• [TO BE DONE]: Please copy out, unchanged, the stretch from the start of the items through the line containing "45, 188, 625]", including that line.
── AVAILABLE DATA ──
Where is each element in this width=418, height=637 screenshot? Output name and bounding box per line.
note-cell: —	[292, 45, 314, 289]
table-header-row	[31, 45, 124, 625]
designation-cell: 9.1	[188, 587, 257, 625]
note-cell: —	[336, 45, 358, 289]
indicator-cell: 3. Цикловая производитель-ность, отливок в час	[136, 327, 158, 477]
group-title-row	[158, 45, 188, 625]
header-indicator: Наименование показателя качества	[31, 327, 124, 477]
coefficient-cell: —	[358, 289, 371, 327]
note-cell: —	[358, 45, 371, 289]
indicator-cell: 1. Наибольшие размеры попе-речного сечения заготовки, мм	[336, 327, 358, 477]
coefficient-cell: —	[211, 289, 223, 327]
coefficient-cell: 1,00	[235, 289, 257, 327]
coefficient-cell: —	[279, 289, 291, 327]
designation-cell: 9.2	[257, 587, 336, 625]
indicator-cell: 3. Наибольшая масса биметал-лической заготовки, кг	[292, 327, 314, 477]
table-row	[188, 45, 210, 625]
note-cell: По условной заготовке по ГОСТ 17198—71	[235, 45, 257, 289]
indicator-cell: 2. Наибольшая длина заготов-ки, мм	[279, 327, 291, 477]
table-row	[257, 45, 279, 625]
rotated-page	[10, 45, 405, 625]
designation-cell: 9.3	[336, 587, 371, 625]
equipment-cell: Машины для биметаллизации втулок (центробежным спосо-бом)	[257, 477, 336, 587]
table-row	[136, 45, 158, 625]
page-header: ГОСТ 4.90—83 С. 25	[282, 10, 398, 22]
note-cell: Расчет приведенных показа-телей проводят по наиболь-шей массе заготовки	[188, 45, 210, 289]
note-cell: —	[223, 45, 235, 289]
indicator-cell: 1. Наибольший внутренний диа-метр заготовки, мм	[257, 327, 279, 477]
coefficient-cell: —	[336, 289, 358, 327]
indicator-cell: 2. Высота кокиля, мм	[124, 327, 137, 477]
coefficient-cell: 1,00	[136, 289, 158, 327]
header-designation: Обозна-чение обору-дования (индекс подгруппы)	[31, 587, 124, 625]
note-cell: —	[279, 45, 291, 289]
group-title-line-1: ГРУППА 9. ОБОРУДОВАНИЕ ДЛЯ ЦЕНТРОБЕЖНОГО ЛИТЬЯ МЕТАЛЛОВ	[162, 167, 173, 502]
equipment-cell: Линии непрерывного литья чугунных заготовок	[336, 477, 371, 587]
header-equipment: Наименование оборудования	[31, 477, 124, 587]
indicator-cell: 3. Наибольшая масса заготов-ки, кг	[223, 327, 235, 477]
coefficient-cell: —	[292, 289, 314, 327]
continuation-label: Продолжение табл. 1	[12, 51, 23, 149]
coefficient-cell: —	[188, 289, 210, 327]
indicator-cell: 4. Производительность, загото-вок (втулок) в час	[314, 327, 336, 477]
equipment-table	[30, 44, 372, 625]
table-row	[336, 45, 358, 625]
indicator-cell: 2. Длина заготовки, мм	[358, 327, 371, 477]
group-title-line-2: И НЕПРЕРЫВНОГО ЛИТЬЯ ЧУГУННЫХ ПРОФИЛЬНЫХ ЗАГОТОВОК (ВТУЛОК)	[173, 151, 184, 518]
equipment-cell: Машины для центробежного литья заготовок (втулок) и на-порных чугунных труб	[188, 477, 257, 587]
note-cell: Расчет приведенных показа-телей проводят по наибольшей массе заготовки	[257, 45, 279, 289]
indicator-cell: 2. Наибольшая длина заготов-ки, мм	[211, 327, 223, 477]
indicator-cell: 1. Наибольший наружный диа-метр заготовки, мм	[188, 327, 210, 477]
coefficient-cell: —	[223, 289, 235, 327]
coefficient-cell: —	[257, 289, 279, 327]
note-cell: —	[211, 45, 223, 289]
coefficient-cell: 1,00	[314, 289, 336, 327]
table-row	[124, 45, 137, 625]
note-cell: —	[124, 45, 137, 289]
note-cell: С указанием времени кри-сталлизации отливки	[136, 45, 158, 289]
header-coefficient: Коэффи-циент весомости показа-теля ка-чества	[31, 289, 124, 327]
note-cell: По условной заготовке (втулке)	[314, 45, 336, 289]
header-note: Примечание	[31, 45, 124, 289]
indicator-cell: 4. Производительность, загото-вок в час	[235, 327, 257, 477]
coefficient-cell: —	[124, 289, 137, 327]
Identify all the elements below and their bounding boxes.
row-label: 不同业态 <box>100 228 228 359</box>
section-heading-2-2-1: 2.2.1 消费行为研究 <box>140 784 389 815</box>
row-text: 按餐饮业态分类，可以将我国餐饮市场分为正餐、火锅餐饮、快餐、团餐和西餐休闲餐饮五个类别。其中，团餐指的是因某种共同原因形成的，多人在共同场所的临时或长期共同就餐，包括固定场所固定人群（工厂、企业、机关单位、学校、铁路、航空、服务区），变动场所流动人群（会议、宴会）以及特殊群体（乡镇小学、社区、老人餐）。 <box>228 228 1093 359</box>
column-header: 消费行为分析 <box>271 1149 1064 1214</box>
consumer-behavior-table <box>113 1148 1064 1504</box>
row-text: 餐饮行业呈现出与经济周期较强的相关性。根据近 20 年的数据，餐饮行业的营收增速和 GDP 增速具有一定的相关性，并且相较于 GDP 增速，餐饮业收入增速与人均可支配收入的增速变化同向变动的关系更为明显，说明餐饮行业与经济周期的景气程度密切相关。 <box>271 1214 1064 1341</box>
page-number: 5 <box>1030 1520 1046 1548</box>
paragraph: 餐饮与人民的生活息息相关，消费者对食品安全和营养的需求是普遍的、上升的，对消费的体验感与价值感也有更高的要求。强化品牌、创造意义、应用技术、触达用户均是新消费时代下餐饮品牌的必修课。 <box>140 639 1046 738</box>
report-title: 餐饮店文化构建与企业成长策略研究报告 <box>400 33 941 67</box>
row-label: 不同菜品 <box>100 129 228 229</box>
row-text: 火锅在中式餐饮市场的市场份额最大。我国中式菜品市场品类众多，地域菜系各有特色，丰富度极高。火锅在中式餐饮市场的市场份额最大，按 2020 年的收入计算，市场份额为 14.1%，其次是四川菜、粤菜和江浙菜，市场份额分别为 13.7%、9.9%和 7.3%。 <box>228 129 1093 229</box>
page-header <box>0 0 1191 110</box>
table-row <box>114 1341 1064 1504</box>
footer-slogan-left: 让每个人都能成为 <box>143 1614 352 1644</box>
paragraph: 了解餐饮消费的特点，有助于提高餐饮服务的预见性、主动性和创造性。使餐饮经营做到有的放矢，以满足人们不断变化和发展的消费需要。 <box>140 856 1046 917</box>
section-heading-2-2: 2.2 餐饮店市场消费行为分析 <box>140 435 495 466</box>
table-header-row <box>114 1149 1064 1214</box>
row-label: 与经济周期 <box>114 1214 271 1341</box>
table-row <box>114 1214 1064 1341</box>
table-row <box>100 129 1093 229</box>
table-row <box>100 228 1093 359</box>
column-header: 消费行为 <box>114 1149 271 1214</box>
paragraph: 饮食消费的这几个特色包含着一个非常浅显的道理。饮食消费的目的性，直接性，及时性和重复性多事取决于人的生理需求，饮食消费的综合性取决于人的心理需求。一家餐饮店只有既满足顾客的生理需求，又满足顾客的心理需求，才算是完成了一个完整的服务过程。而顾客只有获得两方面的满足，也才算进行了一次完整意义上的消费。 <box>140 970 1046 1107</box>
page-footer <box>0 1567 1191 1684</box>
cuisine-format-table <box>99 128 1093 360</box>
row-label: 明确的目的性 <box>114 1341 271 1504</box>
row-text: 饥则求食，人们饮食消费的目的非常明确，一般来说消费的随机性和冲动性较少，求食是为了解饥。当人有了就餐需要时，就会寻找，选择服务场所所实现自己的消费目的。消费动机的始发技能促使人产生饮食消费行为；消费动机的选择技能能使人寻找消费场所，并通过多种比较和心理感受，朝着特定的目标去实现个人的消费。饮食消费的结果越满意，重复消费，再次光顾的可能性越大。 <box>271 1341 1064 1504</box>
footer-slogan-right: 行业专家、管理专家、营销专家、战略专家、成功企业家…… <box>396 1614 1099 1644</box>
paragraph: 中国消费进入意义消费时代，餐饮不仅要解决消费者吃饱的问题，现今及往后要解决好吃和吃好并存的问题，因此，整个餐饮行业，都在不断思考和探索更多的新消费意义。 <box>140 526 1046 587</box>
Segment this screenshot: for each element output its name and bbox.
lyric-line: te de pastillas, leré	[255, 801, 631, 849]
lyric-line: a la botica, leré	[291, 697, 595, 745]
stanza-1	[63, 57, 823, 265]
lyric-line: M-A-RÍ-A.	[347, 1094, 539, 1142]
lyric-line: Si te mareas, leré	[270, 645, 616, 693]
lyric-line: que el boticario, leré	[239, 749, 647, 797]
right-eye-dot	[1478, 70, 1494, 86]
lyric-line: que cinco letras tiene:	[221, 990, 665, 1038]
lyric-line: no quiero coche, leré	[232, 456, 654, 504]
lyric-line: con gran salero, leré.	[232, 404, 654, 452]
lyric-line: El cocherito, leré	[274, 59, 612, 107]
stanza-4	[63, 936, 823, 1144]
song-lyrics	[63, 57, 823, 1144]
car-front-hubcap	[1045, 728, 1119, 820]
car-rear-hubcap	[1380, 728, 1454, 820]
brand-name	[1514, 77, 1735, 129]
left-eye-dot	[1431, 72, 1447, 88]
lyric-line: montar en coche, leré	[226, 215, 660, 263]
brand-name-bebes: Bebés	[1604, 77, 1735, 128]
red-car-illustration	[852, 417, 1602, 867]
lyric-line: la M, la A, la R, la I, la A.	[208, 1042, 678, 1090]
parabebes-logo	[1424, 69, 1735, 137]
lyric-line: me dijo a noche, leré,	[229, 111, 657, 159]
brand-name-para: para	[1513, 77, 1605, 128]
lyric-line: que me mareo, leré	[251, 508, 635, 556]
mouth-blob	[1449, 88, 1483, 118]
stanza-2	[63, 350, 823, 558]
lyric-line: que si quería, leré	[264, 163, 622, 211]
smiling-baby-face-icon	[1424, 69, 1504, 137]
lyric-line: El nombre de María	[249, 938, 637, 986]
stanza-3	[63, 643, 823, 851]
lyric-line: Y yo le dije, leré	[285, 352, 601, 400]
───
• [EXERCISE SOLUTION]:
Where is each element in this width=418, height=637 screenshot? Output name and bounding box per line.
note-cell: —	[292, 45, 314, 289]
table-header-row	[31, 45, 124, 625]
designation-cell: 9.1	[188, 587, 257, 625]
note-cell: —	[336, 45, 358, 289]
indicator-cell: 3. Цикловая производитель-ность, отливок в час	[136, 327, 158, 477]
group-title-row	[158, 45, 188, 625]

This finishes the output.